* **Questions to answer**:
a) In the passage on Christian persecution, rewrite the portion starting with "So, when pastors" and going on through "of church buildings.", changing "pew" to "seat".
b) Answer these questions from the passage on Christian persecution:
(i) Which chapter of Scripture were Heidi and the writer reading last night?
(ii) Who slaughtered an entire town's children in an effort to kill Christ?
(iii) Which chapters of 1 Peter are cited as describing the blessings of standing for principle?
c) Pick up the passage on Christian persecution after its last sentence and continue it.

*** Extracted text Section Begins ***

So, when pastors and theologians of the past have written about the Christian’s duties to worship and glorify God, they have always been referring to his entire life’s mission, every minute of every day, not just for a few hours in a fancy building on Sunday. And when Christians have fled, fought, or died in pursuit of the freedom to worship God, it was the freedom to live like Christians that they sought, not just the freedom to sit in the right kind of pew.
Throughout history, Christians have never been persecuted for merely what happens on the inside of church buildings.
The Blessings of Persecution
Last night, Heidi and I were reading in Matthew 2, and it was interesting to see that one of Christ’s first defining characteristics was as a recipient of deadly persecution; before He was even weaned, Herod slaughtered an entire town’s children in an effort to kill Him. In His ministry as an adult he was attacked on all sides by different factions of his own people, the occupying might of Rome, and Satan himself.
As we talked to bakers who had been driven out of business for their principles and a sergeant who had been relieved and removed for his opinions, one thing was surprising. None of these folks were extra-spiritual super-Christian leader types. They also weren’t loud critics of homosexuals and hadn’t been obnoxiously sticking their necks out every time a debate came up. They were just regular, quiet people with regular, quiet jobs who had the “misfortune” of being picked on by litigious activists, and the faithful conviction to stand firm.
They also all had a distinct humility. Every “victim” that I talked to quickly pointed out that this wasn’t real persecution; saints being beheaded in Asia and Middle East were the real martyrs, and losing your bakery was a minor inconvenience compared to the tortures and deaths related in Hebrews 11. They also talked about what a blessing it is to stand for principle in the midst of persecution, describing a closer walk with God, greater opportunities to speak to others about Him, and everything that 1 Peter 3 and 4 describe.
Christians should, if faced with persecution, welcome it. We know that God wins, that He expects us to obey His Great Commission and baptize the nations, teaching them to obey all that He has commanded. We should expect the victory that He has promised. But God has also promised to chasten every son that He loves, and we can see in Scripture that He often uses His enemies to chasten His people, even as He commands His people to love their enemies.

*** Extracted text Section Ends ***
*** Provided material Section Begins ***

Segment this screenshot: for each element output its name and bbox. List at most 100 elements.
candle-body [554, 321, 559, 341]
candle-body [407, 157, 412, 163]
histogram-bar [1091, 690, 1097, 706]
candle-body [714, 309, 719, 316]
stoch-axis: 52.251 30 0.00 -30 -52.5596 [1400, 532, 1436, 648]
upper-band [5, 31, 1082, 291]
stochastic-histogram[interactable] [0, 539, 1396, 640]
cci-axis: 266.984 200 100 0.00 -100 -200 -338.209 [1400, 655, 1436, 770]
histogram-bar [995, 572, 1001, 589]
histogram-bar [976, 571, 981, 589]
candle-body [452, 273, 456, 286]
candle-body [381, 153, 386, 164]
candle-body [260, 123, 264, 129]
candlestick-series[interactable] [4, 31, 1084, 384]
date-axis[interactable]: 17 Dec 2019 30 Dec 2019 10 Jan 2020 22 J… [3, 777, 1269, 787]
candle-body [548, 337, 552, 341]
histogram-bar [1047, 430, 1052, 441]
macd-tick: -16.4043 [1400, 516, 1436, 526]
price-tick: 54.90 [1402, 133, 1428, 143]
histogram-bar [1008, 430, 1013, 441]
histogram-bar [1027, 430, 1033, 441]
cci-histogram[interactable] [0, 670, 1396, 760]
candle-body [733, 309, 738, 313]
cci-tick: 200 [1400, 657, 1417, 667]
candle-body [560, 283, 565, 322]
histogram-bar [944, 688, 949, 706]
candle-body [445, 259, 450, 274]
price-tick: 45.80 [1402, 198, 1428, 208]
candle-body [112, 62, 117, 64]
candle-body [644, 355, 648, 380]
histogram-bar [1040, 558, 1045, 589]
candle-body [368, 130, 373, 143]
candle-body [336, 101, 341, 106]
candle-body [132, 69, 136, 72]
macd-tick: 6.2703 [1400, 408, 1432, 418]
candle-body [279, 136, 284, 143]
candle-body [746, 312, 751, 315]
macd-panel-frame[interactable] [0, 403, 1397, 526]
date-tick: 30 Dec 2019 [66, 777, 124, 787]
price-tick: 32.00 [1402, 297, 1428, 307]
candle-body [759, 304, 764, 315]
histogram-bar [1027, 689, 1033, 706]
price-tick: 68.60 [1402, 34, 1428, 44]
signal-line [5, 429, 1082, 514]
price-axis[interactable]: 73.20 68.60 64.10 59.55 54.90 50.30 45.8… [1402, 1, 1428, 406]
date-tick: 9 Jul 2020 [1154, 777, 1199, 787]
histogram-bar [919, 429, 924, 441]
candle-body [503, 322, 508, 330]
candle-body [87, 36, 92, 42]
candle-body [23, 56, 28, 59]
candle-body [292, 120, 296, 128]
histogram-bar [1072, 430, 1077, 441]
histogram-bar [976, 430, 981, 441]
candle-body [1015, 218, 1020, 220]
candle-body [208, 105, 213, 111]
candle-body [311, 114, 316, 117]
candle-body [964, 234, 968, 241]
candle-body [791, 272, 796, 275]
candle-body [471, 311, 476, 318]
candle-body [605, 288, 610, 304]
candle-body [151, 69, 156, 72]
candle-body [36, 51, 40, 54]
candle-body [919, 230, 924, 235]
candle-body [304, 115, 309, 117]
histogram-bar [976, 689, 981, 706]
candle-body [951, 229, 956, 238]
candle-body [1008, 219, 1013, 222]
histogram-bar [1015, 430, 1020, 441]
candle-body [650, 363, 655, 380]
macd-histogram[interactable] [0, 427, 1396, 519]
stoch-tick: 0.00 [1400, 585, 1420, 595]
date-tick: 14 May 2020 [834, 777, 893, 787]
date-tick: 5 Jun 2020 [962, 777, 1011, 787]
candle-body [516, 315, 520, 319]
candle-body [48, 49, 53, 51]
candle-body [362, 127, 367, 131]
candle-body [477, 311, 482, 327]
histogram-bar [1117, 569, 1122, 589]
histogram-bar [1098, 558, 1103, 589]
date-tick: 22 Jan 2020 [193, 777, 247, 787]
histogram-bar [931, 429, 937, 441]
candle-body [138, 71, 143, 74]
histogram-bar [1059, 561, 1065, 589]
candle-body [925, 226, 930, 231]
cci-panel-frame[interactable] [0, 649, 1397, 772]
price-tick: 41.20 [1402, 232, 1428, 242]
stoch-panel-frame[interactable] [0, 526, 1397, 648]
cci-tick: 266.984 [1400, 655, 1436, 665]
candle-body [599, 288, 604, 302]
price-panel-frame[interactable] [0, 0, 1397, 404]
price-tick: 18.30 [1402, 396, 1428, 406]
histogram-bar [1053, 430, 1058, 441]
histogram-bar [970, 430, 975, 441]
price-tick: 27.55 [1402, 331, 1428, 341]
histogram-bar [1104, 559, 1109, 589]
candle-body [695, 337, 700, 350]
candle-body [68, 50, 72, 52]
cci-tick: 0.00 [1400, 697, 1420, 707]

*** Provided material Section Ends ***

* **Task results**:
a)
So, when pastors and theologians of the past have written about the Christian’s duties to worship and glorify God, they have always been referring to his entire life’s mission, every minute of every day, not just for a few hours in a fancy building on Sunday. And when Christians have fled, fought, or died in pursuit of the freedom to worship God, it was the freedom to live like Christians that they sought, not just the freedom to sit in the right kind of seat.
Throughout history, Christians have never been persecuted for merely what happens on the inside of church buildings.

b)
(i) Matthew 2
(ii) Herod
(iii) Chapters 3 and 4

c)
Much ado has been made of the fact that Bobby Jindal, Mike Huckabee, and Ted Cruz showed up at this conference. Folks on the left have complained that this proves them to be dangerous extremists, and folks on the right have complained that this merely makes them look like dangerous extremists.
Regardless of whether any of these men become president, or if devoted enemies of religious liberty take the White House, our work for Christ and hope in Christ must remain the same.
As J.C. Ryle wrote in his commentary on Matthew 2, “Do you think that Christ’s cause depends on the power and patronage of princes [and presidents]? You are mistaken. They have seldom done much for the advancement of true religion… Those who are like Herod are many. Those who are like Josiah and Edward the Sixth of England are few.”
Proverbs teaches us that Godly leaders are a great blessing on a nation, but that the King of kings is not dependent on them. Our job is obey His commission, preach the gospel, and live like Christians. To share our relationship with Christ and the power of His Word with those who don’t have it. The most encouraging thing at the conference was watching how consistently our three protesters were loved by the conference attendees that went out to talk to them, and how moved they were by the personal testimonies that they heard.